── Information shown ──
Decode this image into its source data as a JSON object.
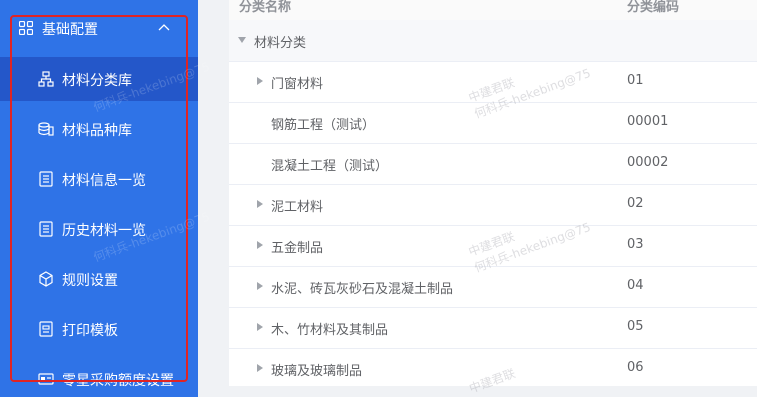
{
  "sidebar": {
    "group_label": "基础配置",
    "items": [
      {
        "label": "材料分类库",
        "icon": "hierarchy-icon"
      },
      {
        "label": "材料品种库",
        "icon": "stack-icon"
      },
      {
        "label": "材料信息一览",
        "icon": "document-list-icon"
      },
      {
        "label": "历史材料一览",
        "icon": "document-list-icon"
      },
      {
        "label": "规则设置",
        "icon": "cube-icon"
      },
      {
        "label": "打印模板",
        "icon": "template-icon"
      },
      {
        "label": "零星采购额度设置",
        "icon": "card-icon"
      }
    ]
  },
  "table": {
    "columns": [
      "分类名称",
      "分类编码"
    ],
    "rows": [
      {
        "name": "材料分类",
        "code": ""
      },
      {
        "name": "门窗材料",
        "code": "01"
      },
      {
        "name": "钢筋工程（测试）",
        "code": "00001"
      },
      {
        "name": "混凝土工程（测试）",
        "code": "00002"
      },
      {
        "name": "泥工材料",
        "code": "02"
      },
      {
        "name": "五金制品",
        "code": "03"
      },
      {
        "name": "水泥、砖瓦灰砂石及混凝土制品",
        "code": "04"
      },
      {
        "name": "木、竹材料及其制品",
        "code": "05"
      },
      {
        "name": "玻璃及玻璃制品",
        "code": "06"
      }
    ]
  },
  "watermark": {
    "line1": "中建君联",
    "line2": "何科兵-hekebing@75"
  },
  "colors": {
    "sidebar_bg": "#2f73e7",
    "sidebar_active": "#2457c9",
    "highlight_border": "#e02424"
  }
}
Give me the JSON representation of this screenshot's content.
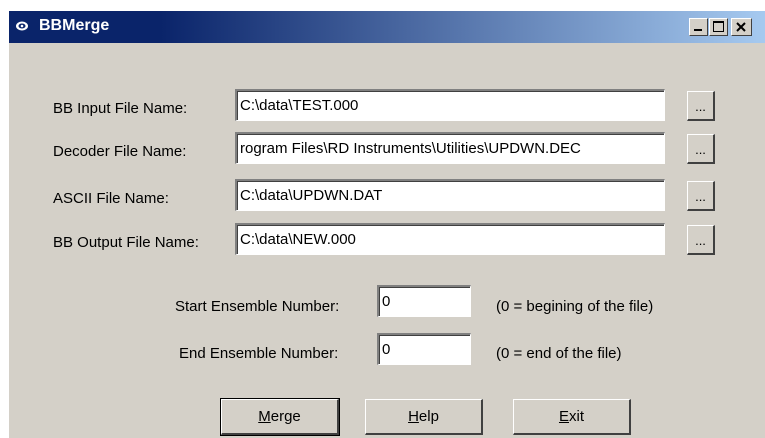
{
  "window": {
    "title": "BBMerge",
    "accent": "#0a246a"
  },
  "files": {
    "bb_input": {
      "label": "BB Input File Name:",
      "value": "C:\\data\\TEST.000",
      "browse": "..."
    },
    "decoder": {
      "label": "Decoder File Name:",
      "value": "rogram Files\\RD Instruments\\Utilities\\UPDWN.DEC",
      "browse": "..."
    },
    "ascii": {
      "label": "ASCII File Name:",
      "value": "C:\\data\\UPDWN.DAT",
      "browse": "..."
    },
    "bb_output": {
      "label": "BB Output File Name:",
      "value": "C:\\data\\NEW.000",
      "browse": "..."
    }
  },
  "ensemble": {
    "start_label": "Start Ensemble Number:",
    "start_value": "0",
    "start_hint": "(0 = begining of the file)",
    "end_label": "End Ensemble Number:",
    "end_value": "0",
    "end_hint": "(0 = end of the file)"
  },
  "buttons": {
    "merge_mnemonic": "M",
    "merge_rest": "erge",
    "help_mnemonic": "H",
    "help_rest": "elp",
    "exit_mnemonic": "E",
    "exit_rest": "xit"
  }
}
───
- Your goal:
Set the entries down again exactly. Do not include the images.

- Output of the exercise:
Decode this image into its source data as a JSON object.
{
  "sidebar": {
    "group_label": "基础配置",
    "items": [
      {
        "label": "材料分类库",
        "icon": "hierarchy-icon"
      },
      {
        "label": "材料品种库",
        "icon": "stack-icon"
      },
      {
        "label": "材料信息一览",
        "icon": "document-list-icon"
      },
      {
        "label": "历史材料一览",
        "icon": "document-list-icon"
      },
      {
        "label": "规则设置",
        "icon": "cube-icon"
      },
      {
        "label": "打印模板",
        "icon": "template-icon"
      },
      {
        "label": "零星采购额度设置",
        "icon": "card-icon"
      }
    ]
  },
  "table": {
    "columns": [
      "分类名称",
      "分类编码"
    ],
    "rows": [
      {
        "name": "材料分类",
        "code": ""
      },
      {
        "name": "门窗材料",
        "code": "01"
      },
      {
        "name": "钢筋工程（测试）",
        "code": "00001"
      },
      {
        "name": "混凝土工程（测试）",
        "code": "00002"
      },
      {
        "name": "泥工材料",
        "code": "02"
      },
      {
        "name": "五金制品",
        "code": "03"
      },
      {
        "name": "水泥、砖瓦灰砂石及混凝土制品",
        "code": "04"
      },
      {
        "name": "木、竹材料及其制品",
        "code": "05"
      },
      {
        "name": "玻璃及玻璃制品",
        "code": "06"
      }
    ]
  },
  "watermark": {
    "line1": "中建君联",
    "line2": "何科兵-hekebing@75"
  },
  "colors": {
    "sidebar_bg": "#2f73e7",
    "sidebar_active": "#2457c9",
    "highlight_border": "#e02424"
  }
}
Give me the JSON representation of this screenshot's content.
{
  "window": {
    "title": "BBMerge",
    "accent": "#0a246a"
  },
  "files": {
    "bb_input": {
      "label": "BB Input File Name:",
      "value": "C:\\data\\TEST.000",
      "browse": "..."
    },
    "decoder": {
      "label": "Decoder File Name:",
      "value": "rogram Files\\RD Instruments\\Utilities\\UPDWN.DEC",
      "browse": "..."
    },
    "ascii": {
      "label": "ASCII File Name:",
      "value": "C:\\data\\UPDWN.DAT",
      "browse": "..."
    },
    "bb_output": {
      "label": "BB Output File Name:",
      "value": "C:\\data\\NEW.000",
      "browse": "..."
    }
  },
  "ensemble": {
    "start_label": "Start Ensemble Number:",
    "start_value": "0",
    "start_hint": "(0 = begining of the file)",
    "end_label": "End Ensemble Number:",
    "end_value": "0",
    "end_hint": "(0 = end of the file)"
  },
  "buttons": {
    "merge_mnemonic": "M",
    "merge_rest": "erge",
    "help_mnemonic": "H",
    "help_rest": "elp",
    "exit_mnemonic": "E",
    "exit_rest": "xit"
  }
}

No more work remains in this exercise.